**Work to do**. Would you retype all of these records exactly?

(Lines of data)
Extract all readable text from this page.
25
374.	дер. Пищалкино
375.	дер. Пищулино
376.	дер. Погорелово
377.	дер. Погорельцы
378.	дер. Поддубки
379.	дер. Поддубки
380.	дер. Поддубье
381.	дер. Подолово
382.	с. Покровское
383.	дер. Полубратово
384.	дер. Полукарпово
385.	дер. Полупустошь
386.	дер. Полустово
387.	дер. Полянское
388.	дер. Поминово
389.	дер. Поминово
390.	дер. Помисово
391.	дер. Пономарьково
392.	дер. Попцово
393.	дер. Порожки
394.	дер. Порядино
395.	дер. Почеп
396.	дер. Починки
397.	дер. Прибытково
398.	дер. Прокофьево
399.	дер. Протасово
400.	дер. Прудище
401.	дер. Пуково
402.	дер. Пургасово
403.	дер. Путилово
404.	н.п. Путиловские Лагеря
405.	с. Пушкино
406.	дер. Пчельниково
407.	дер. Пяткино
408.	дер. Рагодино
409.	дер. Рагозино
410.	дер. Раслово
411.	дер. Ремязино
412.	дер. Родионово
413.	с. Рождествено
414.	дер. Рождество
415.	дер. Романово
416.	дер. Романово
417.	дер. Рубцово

**Answer**.
Extract all readable text from this page.
25
374.	дер. Пищалкино
375.	дер. Пищулино
376.	дер. Погорелово
377.	дер. Погорельцы
378.	дер. Поддубки
379.	дер. Поддубки
380.	дер. Поддубье
381.	дер. Подолово
382.	с. Покровское
383.	дер. Полубратово
384.	дер. Полукарпово
385.	дер. Полупустошь
386.	дер. Полустово
387.	дер. Полянское
388.	дер. Поминово
389.	дер. Поминово
390.	дер. Помисово
391.	дер. Пономарьково
392.	дер. Попцово
393.	дер. Порожки
394.	дер. Порядино
395.	дер. Почеп
396.	дер. Починки
397.	дер. Прибытково
398.	дер. Прокофьево
399.	дер. Протасово
400.	дер. Прудище
401.	дер. Пуково
402.	дер. Пургасово
403.	дер. Путилово
404.	н.п. Путиловские Лагеря
405.	с. Пушкино
406.	дер. Пчельниково
407.	дер. Пяткино
408.	дер. Рагодино
409.	дер. Рагозино
410.	дер. Раслово
411.	дер. Ремязино
412.	дер. Родионово
413.	с. Рождествено
414.	дер. Рождество
415.	дер. Романово
416.	дер. Романово
417.	дер. Рубцово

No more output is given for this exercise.